Task instructions:
Copy out every line of the records where the string "JSON" occurs.

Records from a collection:
□ □ □

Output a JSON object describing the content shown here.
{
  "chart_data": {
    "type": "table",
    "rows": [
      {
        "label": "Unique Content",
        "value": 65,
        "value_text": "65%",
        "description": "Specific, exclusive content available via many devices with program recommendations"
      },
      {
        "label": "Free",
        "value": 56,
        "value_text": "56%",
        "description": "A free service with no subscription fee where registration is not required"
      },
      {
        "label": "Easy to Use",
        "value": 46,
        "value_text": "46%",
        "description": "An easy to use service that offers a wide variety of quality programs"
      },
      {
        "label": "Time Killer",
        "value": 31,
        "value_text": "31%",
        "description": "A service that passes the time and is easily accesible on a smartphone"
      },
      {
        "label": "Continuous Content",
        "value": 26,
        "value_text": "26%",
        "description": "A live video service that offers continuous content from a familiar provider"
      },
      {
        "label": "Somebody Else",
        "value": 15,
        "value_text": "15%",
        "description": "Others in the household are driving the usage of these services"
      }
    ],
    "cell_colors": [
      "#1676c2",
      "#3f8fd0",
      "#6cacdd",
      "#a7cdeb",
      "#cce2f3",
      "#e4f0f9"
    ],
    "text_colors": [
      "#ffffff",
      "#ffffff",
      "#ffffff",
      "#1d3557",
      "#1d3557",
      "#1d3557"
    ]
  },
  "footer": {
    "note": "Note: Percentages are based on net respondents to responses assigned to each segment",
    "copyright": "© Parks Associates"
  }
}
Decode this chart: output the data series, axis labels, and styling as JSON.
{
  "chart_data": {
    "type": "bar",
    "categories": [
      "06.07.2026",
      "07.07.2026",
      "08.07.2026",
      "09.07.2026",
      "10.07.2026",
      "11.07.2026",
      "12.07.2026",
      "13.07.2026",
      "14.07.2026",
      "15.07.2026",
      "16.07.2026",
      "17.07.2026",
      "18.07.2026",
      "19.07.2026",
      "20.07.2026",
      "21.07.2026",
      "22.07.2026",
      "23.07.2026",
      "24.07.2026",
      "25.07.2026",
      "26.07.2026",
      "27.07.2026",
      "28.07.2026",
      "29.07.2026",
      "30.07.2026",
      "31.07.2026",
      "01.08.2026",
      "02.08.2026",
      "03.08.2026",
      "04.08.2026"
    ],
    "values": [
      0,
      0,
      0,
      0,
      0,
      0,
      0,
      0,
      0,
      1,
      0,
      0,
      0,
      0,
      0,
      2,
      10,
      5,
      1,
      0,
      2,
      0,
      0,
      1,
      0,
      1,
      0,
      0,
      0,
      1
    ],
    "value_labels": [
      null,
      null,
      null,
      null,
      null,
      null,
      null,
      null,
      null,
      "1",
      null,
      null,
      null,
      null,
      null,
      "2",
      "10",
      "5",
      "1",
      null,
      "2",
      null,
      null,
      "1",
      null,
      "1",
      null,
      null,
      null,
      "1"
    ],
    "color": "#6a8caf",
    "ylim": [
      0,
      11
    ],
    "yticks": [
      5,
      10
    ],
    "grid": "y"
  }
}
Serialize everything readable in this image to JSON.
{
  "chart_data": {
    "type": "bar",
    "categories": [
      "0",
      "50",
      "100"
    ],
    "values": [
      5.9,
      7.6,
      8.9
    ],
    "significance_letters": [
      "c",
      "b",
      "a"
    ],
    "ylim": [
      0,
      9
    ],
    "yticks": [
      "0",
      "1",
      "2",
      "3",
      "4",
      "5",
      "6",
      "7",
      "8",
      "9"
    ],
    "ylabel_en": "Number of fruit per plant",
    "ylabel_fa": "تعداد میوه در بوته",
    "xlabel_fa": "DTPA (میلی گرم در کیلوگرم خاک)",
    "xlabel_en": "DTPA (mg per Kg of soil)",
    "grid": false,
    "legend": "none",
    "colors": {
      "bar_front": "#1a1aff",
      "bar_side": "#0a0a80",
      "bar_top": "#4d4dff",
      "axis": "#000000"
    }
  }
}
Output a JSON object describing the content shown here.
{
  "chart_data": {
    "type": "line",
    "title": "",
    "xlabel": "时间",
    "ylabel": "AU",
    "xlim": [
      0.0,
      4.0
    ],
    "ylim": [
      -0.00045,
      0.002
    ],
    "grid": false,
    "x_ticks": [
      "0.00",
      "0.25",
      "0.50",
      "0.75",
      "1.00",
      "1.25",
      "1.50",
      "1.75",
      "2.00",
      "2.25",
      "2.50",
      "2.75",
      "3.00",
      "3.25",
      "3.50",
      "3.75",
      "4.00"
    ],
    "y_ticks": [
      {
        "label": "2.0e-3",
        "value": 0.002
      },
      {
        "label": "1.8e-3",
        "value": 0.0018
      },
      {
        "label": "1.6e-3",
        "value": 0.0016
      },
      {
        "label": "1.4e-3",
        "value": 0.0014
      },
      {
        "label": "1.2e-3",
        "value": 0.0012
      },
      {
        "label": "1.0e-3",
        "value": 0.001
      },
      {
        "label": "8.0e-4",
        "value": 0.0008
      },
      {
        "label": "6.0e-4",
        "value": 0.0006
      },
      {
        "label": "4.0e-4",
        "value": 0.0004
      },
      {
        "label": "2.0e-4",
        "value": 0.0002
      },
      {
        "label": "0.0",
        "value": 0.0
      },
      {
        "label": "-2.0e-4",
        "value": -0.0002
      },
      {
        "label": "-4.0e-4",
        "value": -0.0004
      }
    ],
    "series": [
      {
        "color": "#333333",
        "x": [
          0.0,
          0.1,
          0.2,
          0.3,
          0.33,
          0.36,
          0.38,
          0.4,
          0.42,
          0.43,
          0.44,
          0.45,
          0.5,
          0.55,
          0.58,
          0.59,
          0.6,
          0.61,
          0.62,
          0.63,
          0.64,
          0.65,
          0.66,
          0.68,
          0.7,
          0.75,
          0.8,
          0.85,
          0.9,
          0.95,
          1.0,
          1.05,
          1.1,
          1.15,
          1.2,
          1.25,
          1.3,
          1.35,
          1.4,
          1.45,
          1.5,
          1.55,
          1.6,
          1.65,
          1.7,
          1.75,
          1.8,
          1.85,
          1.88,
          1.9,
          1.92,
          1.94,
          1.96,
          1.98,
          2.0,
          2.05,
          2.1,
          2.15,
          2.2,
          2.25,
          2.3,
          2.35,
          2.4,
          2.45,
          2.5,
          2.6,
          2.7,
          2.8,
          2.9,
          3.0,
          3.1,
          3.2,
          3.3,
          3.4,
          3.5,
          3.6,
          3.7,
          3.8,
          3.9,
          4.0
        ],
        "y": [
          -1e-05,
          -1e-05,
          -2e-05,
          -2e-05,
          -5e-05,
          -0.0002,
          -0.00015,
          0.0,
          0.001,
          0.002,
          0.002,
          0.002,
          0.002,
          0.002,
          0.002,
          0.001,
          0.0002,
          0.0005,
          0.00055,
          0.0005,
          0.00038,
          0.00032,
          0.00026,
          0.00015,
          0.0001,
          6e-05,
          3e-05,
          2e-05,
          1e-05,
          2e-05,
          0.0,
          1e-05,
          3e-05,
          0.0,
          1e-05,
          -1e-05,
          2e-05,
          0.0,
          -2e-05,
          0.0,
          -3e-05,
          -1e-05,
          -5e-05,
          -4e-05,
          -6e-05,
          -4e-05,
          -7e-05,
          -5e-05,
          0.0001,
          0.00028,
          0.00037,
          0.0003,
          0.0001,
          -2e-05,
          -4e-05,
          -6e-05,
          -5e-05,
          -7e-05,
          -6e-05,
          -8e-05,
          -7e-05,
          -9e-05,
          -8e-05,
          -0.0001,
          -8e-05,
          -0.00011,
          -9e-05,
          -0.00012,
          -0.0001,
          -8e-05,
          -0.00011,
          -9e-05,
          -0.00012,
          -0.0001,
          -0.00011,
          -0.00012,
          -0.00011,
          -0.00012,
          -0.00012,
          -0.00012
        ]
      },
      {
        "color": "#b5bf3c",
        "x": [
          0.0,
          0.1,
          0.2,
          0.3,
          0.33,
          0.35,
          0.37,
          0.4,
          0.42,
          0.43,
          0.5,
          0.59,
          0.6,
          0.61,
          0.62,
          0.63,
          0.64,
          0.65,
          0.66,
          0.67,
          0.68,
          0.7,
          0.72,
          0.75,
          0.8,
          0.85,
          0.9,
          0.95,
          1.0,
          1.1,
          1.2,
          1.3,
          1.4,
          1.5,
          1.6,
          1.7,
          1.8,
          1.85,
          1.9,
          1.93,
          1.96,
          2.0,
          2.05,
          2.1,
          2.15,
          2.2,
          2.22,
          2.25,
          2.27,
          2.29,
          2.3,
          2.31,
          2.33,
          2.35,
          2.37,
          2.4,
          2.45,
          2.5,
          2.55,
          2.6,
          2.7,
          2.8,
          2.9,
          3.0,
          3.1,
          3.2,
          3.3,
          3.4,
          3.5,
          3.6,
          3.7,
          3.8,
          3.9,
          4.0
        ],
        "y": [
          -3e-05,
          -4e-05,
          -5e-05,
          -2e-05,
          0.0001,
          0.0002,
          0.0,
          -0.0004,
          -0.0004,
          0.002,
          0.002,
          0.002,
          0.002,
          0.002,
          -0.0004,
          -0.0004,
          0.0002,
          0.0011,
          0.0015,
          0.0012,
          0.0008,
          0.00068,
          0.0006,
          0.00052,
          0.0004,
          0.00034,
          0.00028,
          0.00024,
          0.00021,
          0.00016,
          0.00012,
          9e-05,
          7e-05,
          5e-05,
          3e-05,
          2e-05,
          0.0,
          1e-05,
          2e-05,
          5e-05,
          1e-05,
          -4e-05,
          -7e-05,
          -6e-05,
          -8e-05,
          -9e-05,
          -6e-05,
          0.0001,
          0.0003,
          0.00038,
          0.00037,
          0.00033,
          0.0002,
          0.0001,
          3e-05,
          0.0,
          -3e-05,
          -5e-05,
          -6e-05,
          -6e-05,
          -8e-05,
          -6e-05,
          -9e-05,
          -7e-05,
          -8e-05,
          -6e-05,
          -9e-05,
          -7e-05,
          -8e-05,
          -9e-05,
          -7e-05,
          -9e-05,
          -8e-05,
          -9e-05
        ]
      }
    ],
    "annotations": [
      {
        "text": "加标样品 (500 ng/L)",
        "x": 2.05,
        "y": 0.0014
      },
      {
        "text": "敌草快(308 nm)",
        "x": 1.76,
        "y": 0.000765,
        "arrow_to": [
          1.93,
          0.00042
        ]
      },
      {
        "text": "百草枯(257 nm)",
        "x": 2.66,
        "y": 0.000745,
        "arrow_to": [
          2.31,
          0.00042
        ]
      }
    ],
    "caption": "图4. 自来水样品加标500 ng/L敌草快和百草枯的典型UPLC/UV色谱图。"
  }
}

□ □ □

Exercise output:
Output a JSON object describing the content shown here.
Decode this chart: output the data series, axis labels, and styling as JSON.
Serialize everything readable in this image to JSON.
Output a JSON object describing the content shown here.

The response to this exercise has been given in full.